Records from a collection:
►
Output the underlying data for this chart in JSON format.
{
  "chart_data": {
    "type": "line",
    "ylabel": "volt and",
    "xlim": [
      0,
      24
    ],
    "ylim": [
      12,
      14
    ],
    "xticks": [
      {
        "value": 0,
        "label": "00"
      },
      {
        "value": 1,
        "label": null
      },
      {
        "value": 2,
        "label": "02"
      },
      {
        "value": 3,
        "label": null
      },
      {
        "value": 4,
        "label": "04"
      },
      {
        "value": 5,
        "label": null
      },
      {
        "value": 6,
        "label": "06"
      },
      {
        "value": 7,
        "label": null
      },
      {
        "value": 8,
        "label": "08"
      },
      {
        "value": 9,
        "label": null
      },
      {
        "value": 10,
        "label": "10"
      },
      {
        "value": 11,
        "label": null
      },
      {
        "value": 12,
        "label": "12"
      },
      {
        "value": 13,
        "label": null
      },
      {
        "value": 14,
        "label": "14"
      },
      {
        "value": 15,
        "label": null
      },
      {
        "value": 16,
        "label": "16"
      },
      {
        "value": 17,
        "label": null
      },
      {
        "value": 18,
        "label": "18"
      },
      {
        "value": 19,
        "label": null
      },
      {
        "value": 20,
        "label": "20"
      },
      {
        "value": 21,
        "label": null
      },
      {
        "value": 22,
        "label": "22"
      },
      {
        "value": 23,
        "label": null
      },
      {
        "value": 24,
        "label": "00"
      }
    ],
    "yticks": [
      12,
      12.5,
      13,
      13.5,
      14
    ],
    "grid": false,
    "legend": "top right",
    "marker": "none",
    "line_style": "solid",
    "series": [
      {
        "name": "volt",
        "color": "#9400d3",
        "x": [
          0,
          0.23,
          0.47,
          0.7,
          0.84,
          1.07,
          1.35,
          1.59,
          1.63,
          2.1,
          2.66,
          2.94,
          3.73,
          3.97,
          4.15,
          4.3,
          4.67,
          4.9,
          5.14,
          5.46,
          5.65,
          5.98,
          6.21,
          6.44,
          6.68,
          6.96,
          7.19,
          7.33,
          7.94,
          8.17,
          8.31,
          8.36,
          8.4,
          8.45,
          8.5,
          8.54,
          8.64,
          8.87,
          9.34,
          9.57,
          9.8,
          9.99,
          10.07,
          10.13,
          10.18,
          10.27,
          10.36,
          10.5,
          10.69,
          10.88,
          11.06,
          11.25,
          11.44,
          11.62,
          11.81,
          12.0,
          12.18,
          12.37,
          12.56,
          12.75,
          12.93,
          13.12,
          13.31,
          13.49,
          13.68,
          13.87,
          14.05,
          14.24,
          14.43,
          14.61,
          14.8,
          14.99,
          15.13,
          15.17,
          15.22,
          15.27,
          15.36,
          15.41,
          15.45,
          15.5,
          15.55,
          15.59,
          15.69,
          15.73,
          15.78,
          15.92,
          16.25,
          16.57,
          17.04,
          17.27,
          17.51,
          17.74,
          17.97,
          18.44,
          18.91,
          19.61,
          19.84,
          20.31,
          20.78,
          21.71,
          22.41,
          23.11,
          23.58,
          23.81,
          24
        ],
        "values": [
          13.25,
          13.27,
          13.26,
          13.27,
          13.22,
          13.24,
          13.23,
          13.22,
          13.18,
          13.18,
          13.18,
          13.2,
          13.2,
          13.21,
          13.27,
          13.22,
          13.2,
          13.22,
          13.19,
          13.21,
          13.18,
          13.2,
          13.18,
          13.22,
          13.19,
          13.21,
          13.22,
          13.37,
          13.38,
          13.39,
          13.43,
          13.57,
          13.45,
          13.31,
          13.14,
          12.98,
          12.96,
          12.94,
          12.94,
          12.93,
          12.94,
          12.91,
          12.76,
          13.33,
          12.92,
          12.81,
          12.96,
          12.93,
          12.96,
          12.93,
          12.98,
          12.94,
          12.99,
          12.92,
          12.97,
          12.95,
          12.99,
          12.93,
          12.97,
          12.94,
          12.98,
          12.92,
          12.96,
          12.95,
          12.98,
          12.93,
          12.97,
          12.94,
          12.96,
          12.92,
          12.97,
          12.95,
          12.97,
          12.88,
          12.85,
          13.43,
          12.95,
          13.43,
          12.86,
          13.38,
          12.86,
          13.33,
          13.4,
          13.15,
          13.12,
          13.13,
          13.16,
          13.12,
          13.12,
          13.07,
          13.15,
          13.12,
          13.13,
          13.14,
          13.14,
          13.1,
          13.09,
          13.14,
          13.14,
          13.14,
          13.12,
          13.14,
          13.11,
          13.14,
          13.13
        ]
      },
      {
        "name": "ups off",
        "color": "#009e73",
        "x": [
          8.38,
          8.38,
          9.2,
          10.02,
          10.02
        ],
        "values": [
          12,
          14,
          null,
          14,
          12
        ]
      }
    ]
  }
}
◄
In full and verbatim, repeat the records given above.

Output the underlying data for this chart in JSON format.
{
  "chart_data": {
    "type": "line",
    "ylabel": "volt and",
    "xlim": [
      0,
      24
    ],
    "ylim": [
      12,
      14
    ],
    "xticks": [
      {
        "value": 0,
        "label": "00"
      },
      {
        "value": 1,
        "label": null
      },
      {
        "value": 2,
        "label": "02"
      },
      {
        "value": 3,
        "label": null
      },
      {
        "value": 4,
        "label": "04"
      },
      {
        "value": 5,
        "label": null
      },
      {
        "value": 6,
        "label": "06"
      },
      {
        "value": 7,
        "label": null
      },
      {
        "value": 8,
        "label": "08"
      },
      {
        "value": 9,
        "label": null
      },
      {
        "value": 10,
        "label": "10"
      },
      {
        "value": 11,
        "label": null
      },
      {
        "value": 12,
        "label": "12"
      },
      {
        "value": 13,
        "label": null
      },
      {
        "value": 14,
        "label": "14"
      },
      {
        "value": 15,
        "label": null
      },
      {
        "value": 16,
        "label": "16"
      },
      {
        "value": 17,
        "label": null
      },
      {
        "value": 18,
        "label": "18"
      },
      {
        "value": 19,
        "label": null
      },
      {
        "value": 20,
        "label": "20"
      },
      {
        "value": 21,
        "label": null
      },
      {
        "value": 22,
        "label": "22"
      },
      {
        "value": 23,
        "label": null
      },
      {
        "value": 24,
        "label": "00"
      }
    ],
    "yticks": [
      12,
      12.5,
      13,
      13.5,
      14
    ],
    "grid": false,
    "legend": "top right",
    "marker": "none",
    "line_style": "solid",
    "series": [
      {
        "name": "volt",
        "color": "#9400d3",
        "x": [
          0,
          0.23,
          0.47,
          0.7,
          0.84,
          1.07,
          1.35,
          1.59,
          1.63,
          2.1,
          2.66,
          2.94,
          3.73,
          3.97,
          4.15,
          4.3,
          4.67,
          4.9,
          5.14,
          5.46,
          5.65,
          5.98,
          6.21,
          6.44,
          6.68,
          6.96,
          7.19,
          7.33,
          7.94,
          8.17,
          8.31,
          8.36,
          8.4,
          8.45,
          8.5,
          8.54,
          8.64,
          8.87,
          9.34,
          9.57,
          9.8,
          9.99,
          10.07,
          10.13,
          10.18,
          10.27,
          10.36,
          10.5,
          10.69,
          10.88,
          11.06,
          11.25,
          11.44,
          11.62,
          11.81,
          12.0,
          12.18,
          12.37,
          12.56,
          12.75,
          12.93,
          13.12,
          13.31,
          13.49,
          13.68,
          13.87,
          14.05,
          14.24,
          14.43,
          14.61,
          14.8,
          14.99,
          15.13,
          15.17,
          15.22,
          15.27,
          15.36,
          15.41,
          15.45,
          15.5,
          15.55,
          15.59,
          15.69,
          15.73,
          15.78,
          15.92,
          16.25,
          16.57,
          17.04,
          17.27,
          17.51,
          17.74,
          17.97,
          18.44,
          18.91,
          19.61,
          19.84,
          20.31,
          20.78,
          21.71,
          22.41,
          23.11,
          23.58,
          23.81,
          24
        ],
        "values": [
          13.25,
          13.27,
          13.26,
          13.27,
          13.22,
          13.24,
          13.23,
          13.22,
          13.18,
          13.18,
          13.18,
          13.2,
          13.2,
          13.21,
          13.27,
          13.22,
          13.2,
          13.22,
          13.19,
          13.21,
          13.18,
          13.2,
          13.18,
          13.22,
          13.19,
          13.21,
          13.22,
          13.37,
          13.38,
          13.39,
          13.43,
          13.57,
          13.45,
          13.31,
          13.14,
          12.98,
          12.96,
          12.94,
          12.94,
          12.93,
          12.94,
          12.91,
          12.76,
          13.33,
          12.92,
          12.81,
          12.96,
          12.93,
          12.96,
          12.93,
          12.98,
          12.94,
          12.99,
          12.92,
          12.97,
          12.95,
          12.99,
          12.93,
          12.97,
          12.94,
          12.98,
          12.92,
          12.96,
          12.95,
          12.98,
          12.93,
          12.97,
          12.94,
          12.96,
          12.92,
          12.97,
          12.95,
          12.97,
          12.88,
          12.85,
          13.43,
          12.95,
          13.43,
          12.86,
          13.38,
          12.86,
          13.33,
          13.4,
          13.15,
          13.12,
          13.13,
          13.16,
          13.12,
          13.12,
          13.07,
          13.15,
          13.12,
          13.13,
          13.14,
          13.14,
          13.1,
          13.09,
          13.14,
          13.14,
          13.14,
          13.12,
          13.14,
          13.11,
          13.14,
          13.13
        ]
      },
      {
        "name": "ups off",
        "color": "#009e73",
        "x": [
          8.38,
          8.38,
          9.2,
          10.02,
          10.02
        ],
        "values": [
          12,
          14,
          null,
          14,
          12
        ]
      }
    ]
  }
}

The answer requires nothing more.